DOCUMENT PASSAGE:
····················

Like many Greeks, Christi Psarra has no illusions about what the country’s third vote in less than a year will bring.
“On Sunday, we will wake up, go to the polling station and each one of us will vote for change, but nothing will really change in the end,” said the 30-year-old, who works for a shipping company. “Futile. That’s the only word that comes to mind when I think about the elections.”
As Greeks are summoned to the ballot box yet again — after a vote in January that brought former Prime Minister Alexis Tsipras to power and a referendum in July on the terms of the country’s European bailout — election fatigue has set in. Voters are bracing for more economic pain no matter who’s elected.
Tsipras stepped down on Aug. 20 after eight months in power, announcing new parliamentary elections following the political turmoil resulting from his government’s signing of a third bailout agreement with Greece’s creditors in August. New austerity measures in the 86 billion-euro ($97.2 billion) bailout saw Tsipras suffer defections of his own party’s lawmakers, forcing him to seek a new mandate.

····················

REQUIRED TASKS:
[A] Answer these questions using the Greek election article.
(i) How old is Christi Psarra?
(ii) On what date did Tsipras step down?
(iii) What is the size of the bailout in euros?
[B] List every vote that the Greek election article mentions.
Answer from the Greek election article alone.

Layout element data
····················

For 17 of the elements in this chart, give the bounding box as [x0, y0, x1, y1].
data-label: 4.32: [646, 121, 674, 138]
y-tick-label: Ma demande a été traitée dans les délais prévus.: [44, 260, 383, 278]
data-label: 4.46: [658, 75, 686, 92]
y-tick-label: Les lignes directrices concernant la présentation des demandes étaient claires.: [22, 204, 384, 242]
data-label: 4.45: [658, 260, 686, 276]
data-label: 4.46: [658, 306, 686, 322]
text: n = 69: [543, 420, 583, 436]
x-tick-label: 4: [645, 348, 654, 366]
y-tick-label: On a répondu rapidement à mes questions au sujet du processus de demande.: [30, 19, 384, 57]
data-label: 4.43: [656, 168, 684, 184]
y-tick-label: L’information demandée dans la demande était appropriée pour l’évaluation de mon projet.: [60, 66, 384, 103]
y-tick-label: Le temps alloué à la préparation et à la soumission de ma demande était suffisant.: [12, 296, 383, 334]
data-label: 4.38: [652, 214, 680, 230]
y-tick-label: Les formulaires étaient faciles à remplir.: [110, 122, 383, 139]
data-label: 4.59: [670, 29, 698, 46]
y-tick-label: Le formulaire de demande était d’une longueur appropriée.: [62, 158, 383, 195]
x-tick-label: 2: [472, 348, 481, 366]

····················

ANSWERS TO THE EXERCISES:
[A]
(i) 30
(ii) Aug. 20
(iii) 86 billion euros

[B]
- The vote in January that brought Alexis Tsipras to power
- The referendum in July on the terms of the country's European bailout
- The new parliamentary elections on Sunday, the country's third vote in less than a year